## PROBLEM TO SOLVE
Keep only those lines of the records that include the string "ассоциации".

Collected data entries
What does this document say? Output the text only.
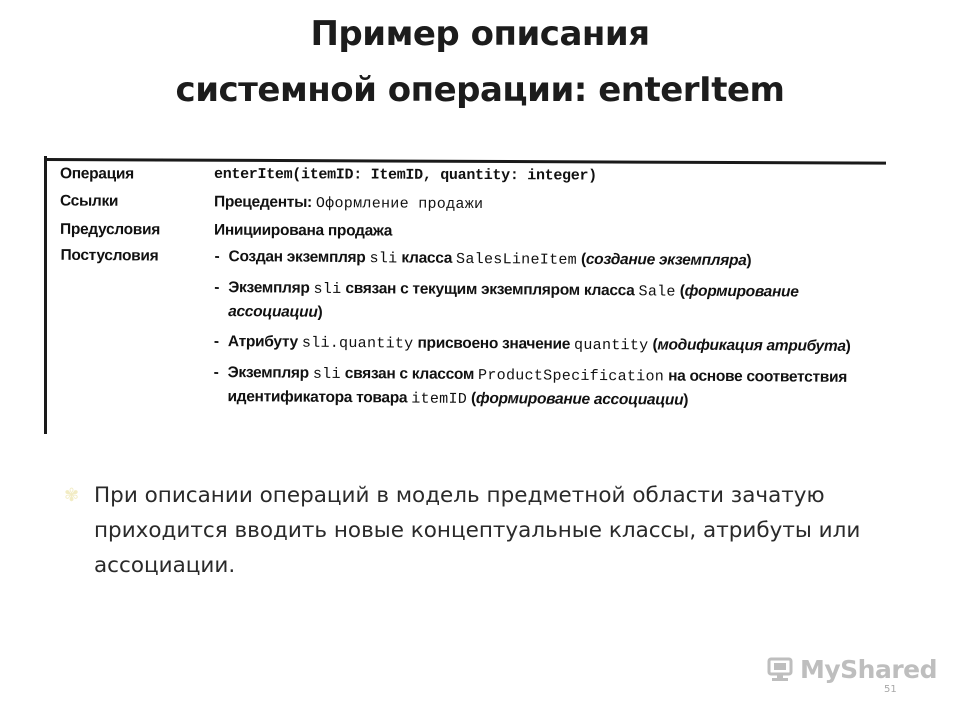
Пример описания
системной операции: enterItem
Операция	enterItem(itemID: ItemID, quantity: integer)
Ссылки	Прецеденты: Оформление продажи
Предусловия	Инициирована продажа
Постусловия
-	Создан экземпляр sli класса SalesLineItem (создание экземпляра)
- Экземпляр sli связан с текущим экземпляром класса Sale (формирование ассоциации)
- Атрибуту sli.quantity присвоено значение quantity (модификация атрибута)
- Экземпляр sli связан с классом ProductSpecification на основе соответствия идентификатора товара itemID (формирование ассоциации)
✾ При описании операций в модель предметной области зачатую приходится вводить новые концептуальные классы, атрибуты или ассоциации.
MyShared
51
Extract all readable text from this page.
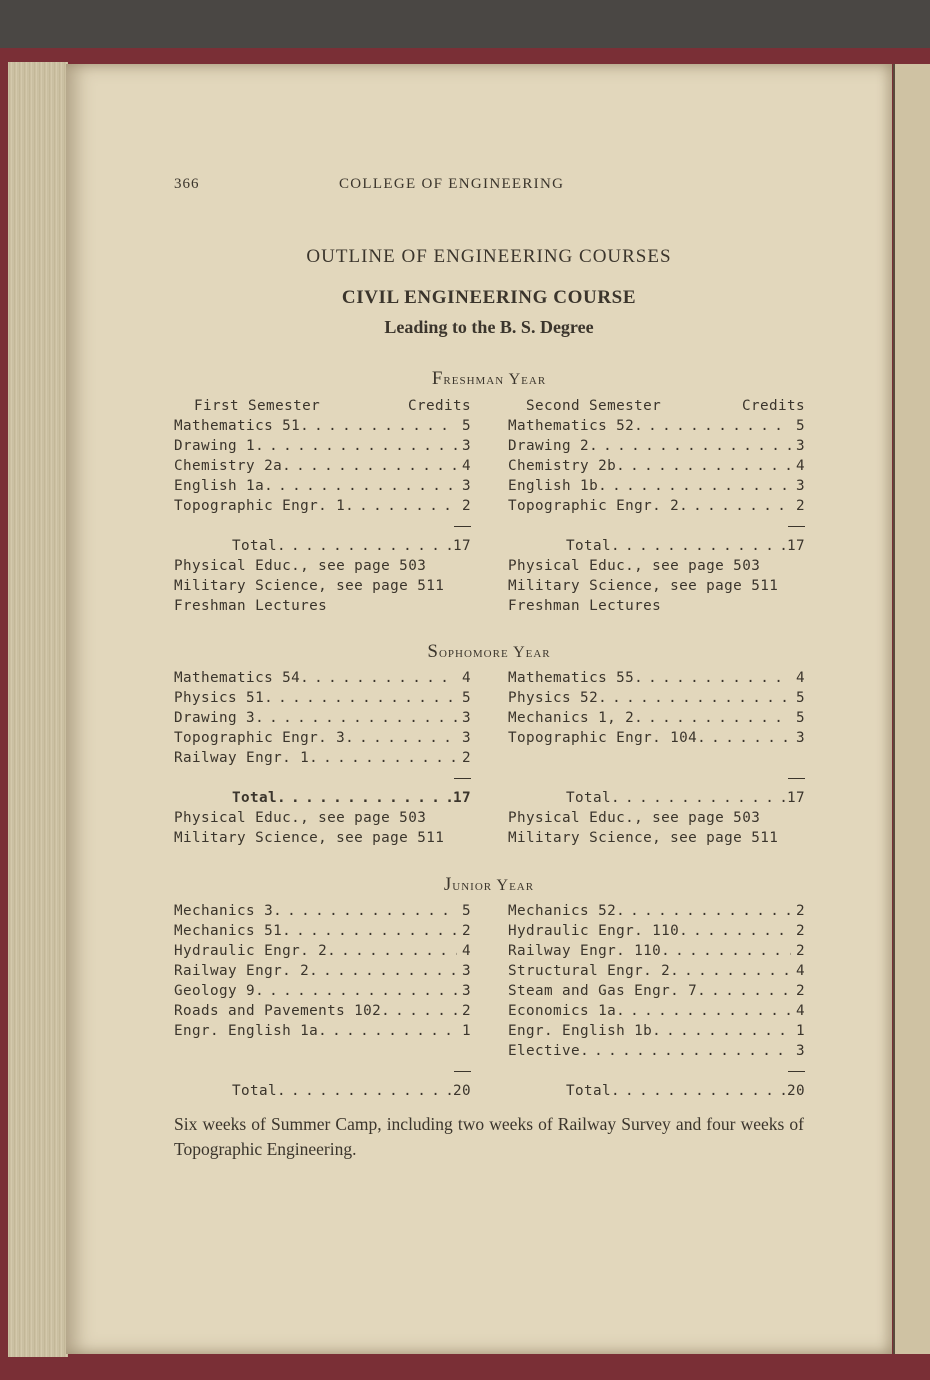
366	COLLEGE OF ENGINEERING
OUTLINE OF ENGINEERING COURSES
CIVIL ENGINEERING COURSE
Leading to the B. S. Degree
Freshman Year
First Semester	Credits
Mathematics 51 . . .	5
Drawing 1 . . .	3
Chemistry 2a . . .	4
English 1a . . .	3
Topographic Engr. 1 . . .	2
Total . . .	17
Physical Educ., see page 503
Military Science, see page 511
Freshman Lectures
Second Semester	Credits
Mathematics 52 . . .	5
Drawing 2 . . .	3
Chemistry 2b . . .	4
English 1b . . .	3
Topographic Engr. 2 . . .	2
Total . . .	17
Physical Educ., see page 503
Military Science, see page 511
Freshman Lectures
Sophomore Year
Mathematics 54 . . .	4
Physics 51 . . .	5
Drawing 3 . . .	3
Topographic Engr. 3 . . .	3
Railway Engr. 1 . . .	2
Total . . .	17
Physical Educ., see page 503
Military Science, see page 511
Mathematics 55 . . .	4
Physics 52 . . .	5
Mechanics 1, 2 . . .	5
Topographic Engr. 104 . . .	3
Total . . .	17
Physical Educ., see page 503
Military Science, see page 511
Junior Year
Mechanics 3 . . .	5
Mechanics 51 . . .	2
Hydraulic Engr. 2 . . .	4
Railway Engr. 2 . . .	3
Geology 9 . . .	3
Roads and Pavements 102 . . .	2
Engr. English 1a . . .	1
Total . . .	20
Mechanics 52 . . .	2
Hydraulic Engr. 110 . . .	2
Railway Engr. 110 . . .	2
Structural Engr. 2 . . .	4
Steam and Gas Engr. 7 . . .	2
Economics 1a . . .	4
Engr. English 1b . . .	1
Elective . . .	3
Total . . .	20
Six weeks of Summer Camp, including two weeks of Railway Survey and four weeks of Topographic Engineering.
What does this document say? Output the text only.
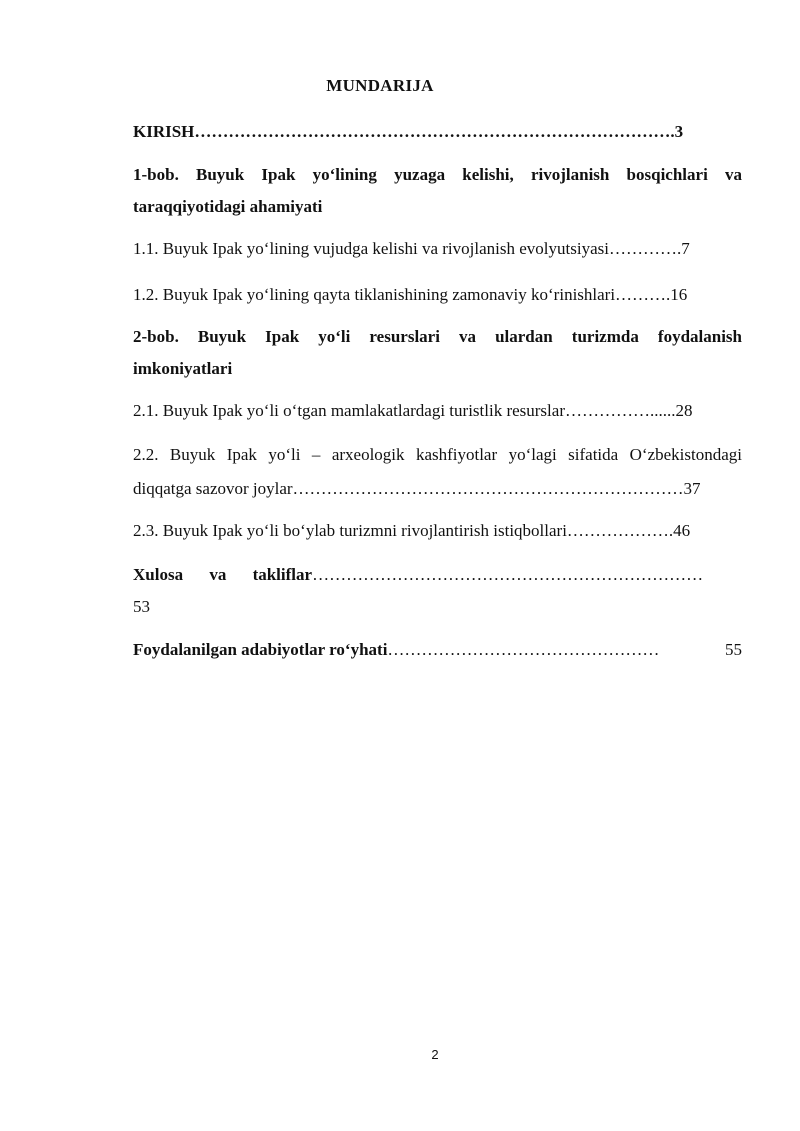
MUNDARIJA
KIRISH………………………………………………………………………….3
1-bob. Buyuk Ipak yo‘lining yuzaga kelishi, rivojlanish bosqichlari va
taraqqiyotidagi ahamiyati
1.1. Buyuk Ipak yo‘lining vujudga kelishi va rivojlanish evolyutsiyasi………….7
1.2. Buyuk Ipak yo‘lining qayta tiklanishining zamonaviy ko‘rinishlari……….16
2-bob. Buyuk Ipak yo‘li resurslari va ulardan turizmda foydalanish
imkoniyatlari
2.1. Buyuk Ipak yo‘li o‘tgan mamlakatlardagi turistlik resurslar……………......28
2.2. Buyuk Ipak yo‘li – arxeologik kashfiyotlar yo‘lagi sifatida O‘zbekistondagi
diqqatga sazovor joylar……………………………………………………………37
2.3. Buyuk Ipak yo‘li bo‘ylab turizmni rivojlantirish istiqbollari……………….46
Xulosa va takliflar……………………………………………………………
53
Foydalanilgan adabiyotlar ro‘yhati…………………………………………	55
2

## CORRECT OUTPUT
- Экземпляр sli связан с текущим экземпляром класса Sale (формирование ассоциации)
- Экземпляр sli связан с классом ProductSpecification на основе соответствия идентификатора товара itemID (формирование ассоциации)
✾ При описании операций в модель предметной области зачатую приходится вводить новые концептуальные классы, атрибуты или ассоциации.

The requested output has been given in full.